#### Records for the task

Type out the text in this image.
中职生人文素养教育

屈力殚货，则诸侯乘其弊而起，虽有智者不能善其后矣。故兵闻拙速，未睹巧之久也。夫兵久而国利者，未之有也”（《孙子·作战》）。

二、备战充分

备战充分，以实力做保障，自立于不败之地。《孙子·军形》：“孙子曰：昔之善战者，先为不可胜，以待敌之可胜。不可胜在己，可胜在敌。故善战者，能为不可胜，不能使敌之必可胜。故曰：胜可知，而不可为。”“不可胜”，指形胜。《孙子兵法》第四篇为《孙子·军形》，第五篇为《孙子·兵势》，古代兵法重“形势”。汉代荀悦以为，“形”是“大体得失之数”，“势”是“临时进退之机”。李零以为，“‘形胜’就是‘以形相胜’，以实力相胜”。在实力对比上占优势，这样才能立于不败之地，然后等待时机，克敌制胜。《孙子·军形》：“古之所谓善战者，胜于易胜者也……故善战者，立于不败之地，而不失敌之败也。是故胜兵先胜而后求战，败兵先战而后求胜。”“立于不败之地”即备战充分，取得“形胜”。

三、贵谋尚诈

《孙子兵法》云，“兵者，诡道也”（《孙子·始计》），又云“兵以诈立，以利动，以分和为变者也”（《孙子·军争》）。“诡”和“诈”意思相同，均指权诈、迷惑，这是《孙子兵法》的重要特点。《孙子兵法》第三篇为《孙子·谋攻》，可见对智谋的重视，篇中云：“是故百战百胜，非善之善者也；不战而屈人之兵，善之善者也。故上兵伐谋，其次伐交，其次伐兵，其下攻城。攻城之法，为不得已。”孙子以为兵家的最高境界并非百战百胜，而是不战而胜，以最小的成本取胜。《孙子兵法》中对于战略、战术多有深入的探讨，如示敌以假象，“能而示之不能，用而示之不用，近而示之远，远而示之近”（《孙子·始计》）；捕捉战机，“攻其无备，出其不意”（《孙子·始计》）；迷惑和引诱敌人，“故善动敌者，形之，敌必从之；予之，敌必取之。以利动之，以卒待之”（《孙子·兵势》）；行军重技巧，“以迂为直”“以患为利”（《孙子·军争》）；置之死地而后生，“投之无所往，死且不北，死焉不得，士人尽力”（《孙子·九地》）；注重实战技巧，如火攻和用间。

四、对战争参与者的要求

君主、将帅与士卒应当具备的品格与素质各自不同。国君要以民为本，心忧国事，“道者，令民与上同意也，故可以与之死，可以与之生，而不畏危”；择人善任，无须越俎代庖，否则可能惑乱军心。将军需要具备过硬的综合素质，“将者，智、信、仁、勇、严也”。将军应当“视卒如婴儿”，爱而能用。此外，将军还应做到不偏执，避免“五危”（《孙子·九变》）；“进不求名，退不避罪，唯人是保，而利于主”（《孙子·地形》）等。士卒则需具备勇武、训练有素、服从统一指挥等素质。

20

########

> [What you should do] Repeat all entries. Match them exactly.

> [Exercise response]
Type out the text in this image.
中职生人文素养教育

屈力殚货，则诸侯乘其弊而起，虽有智者不能善其后矣。故兵闻拙速，未睹巧之久也。夫兵久而国利者，未之有也”（《孙子·作战》）。

二、备战充分

备战充分，以实力做保障，自立于不败之地。《孙子·军形》：“孙子曰：昔之善战者，先为不可胜，以待敌之可胜。不可胜在己，可胜在敌。故善战者，能为不可胜，不能使敌之必可胜。故曰：胜可知，而不可为。”“不可胜”，指形胜。《孙子兵法》第四篇为《孙子·军形》，第五篇为《孙子·兵势》，古代兵法重“形势”。汉代荀悦以为，“形”是“大体得失之数”，“势”是“临时进退之机”。李零以为，“‘形胜’就是‘以形相胜’，以实力相胜”。在实力对比上占优势，这样才能立于不败之地，然后等待时机，克敌制胜。《孙子·军形》：“古之所谓善战者，胜于易胜者也……故善战者，立于不败之地，而不失敌之败也。是故胜兵先胜而后求战，败兵先战而后求胜。”“立于不败之地”即备战充分，取得“形胜”。

三、贵谋尚诈

《孙子兵法》云，“兵者，诡道也”（《孙子·始计》），又云“兵以诈立，以利动，以分和为变者也”（《孙子·军争》）。“诡”和“诈”意思相同，均指权诈、迷惑，这是《孙子兵法》的重要特点。《孙子兵法》第三篇为《孙子·谋攻》，可见对智谋的重视，篇中云：“是故百战百胜，非善之善者也；不战而屈人之兵，善之善者也。故上兵伐谋，其次伐交，其次伐兵，其下攻城。攻城之法，为不得已。”孙子以为兵家的最高境界并非百战百胜，而是不战而胜，以最小的成本取胜。《孙子兵法》中对于战略、战术多有深入的探讨，如示敌以假象，“能而示之不能，用而示之不用，近而示之远，远而示之近”（《孙子·始计》）；捕捉战机，“攻其无备，出其不意”（《孙子·始计》）；迷惑和引诱敌人，“故善动敌者，形之，敌必从之；予之，敌必取之。以利动之，以卒待之”（《孙子·兵势》）；行军重技巧，“以迂为直”“以患为利”（《孙子·军争》）；置之死地而后生，“投之无所往，死且不北，死焉不得，士人尽力”（《孙子·九地》）；注重实战技巧，如火攻和用间。

四、对战争参与者的要求

君主、将帅与士卒应当具备的品格与素质各自不同。国君要以民为本，心忧国事，“道者，令民与上同意也，故可以与之死，可以与之生，而不畏危”；择人善任，无须越俎代庖，否则可能惑乱军心。将军需要具备过硬的综合素质，“将者，智、信、仁、勇、严也”。将军应当“视卒如婴儿”，爱而能用。此外，将军还应做到不偏执，避免“五危”（《孙子·九变》）；“进不求名，退不避罪，唯人是保，而利于主”（《孙子·地形》）等。士卒则需具备勇武、训练有素、服从统一指挥等素质。

20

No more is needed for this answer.